Leave out any picture and return the remaining listing below exactly as given.

-- start STORED DATA --

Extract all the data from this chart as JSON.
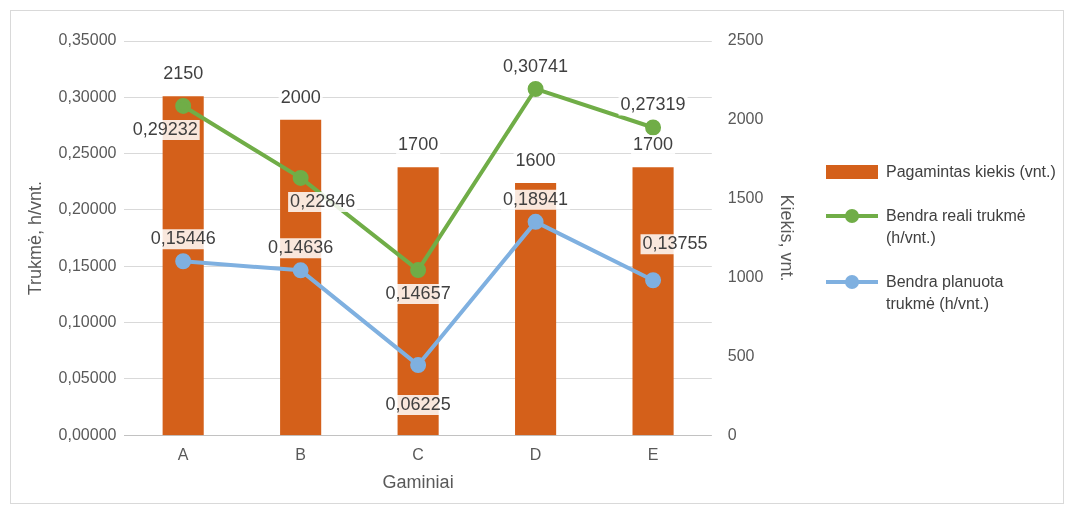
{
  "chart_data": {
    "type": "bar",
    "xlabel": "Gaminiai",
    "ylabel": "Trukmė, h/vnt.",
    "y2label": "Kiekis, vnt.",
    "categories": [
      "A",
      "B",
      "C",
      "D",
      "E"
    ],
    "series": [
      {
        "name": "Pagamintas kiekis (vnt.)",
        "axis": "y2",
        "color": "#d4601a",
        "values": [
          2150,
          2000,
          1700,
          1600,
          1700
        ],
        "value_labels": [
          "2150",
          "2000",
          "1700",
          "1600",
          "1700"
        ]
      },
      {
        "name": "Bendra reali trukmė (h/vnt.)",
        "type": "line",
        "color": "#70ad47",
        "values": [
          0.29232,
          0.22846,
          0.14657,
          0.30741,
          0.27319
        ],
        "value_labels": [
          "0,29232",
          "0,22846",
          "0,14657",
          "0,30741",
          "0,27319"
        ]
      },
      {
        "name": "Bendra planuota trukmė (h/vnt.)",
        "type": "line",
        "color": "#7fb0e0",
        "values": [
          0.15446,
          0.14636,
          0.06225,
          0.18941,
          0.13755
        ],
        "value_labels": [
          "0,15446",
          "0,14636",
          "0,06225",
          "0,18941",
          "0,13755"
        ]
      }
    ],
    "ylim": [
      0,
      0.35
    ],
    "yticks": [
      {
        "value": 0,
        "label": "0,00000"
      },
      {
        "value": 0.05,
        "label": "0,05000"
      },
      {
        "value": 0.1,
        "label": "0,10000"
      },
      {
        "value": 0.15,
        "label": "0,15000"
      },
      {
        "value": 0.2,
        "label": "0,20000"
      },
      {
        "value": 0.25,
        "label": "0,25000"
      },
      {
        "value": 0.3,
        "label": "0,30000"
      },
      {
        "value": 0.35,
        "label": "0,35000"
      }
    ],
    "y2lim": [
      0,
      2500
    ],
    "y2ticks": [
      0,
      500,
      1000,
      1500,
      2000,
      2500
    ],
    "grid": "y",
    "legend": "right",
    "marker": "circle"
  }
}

-- end STORED DATA --

FULL ANSWER:
Extract all the data from this chart as JSON.
{
  "chart_data": {
    "type": "bar",
    "xlabel": "Gaminiai",
    "ylabel": "Trukmė, h/vnt.",
    "y2label": "Kiekis, vnt.",
    "categories": [
      "A",
      "B",
      "C",
      "D",
      "E"
    ],
    "series": [
      {
        "name": "Pagamintas kiekis (vnt.)",
        "axis": "y2",
        "color": "#d4601a",
        "values": [
          2150,
          2000,
          1700,
          1600,
          1700
        ],
        "value_labels": [
          "2150",
          "2000",
          "1700",
          "1600",
          "1700"
        ]
      },
      {
        "name": "Bendra reali trukmė (h/vnt.)",
        "type": "line",
        "color": "#70ad47",
        "values": [
          0.29232,
          0.22846,
          0.14657,
          0.30741,
          0.27319
        ],
        "value_labels": [
          "0,29232",
          "0,22846",
          "0,14657",
          "0,30741",
          "0,27319"
        ]
      },
      {
        "name": "Bendra planuota trukmė (h/vnt.)",
        "type": "line",
        "color": "#7fb0e0",
        "values": [
          0.15446,
          0.14636,
          0.06225,
          0.18941,
          0.13755
        ],
        "value_labels": [
          "0,15446",
          "0,14636",
          "0,06225",
          "0,18941",
          "0,13755"
        ]
      }
    ],
    "ylim": [
      0,
      0.35
    ],
    "yticks": [
      {
        "value": 0,
        "label": "0,00000"
      },
      {
        "value": 0.05,
        "label": "0,05000"
      },
      {
        "value": 0.1,
        "label": "0,10000"
      },
      {
        "value": 0.15,
        "label": "0,15000"
      },
      {
        "value": 0.2,
        "label": "0,20000"
      },
      {
        "value": 0.25,
        "label": "0,25000"
      },
      {
        "value": 0.3,
        "label": "0,30000"
      },
      {
        "value": 0.35,
        "label": "0,35000"
      }
    ],
    "y2lim": [
      0,
      2500
    ],
    "y2ticks": [
      0,
      500,
      1000,
      1500,
      2000,
      2500
    ],
    "grid": "y",
    "legend": "right",
    "marker": "circle"
  }
}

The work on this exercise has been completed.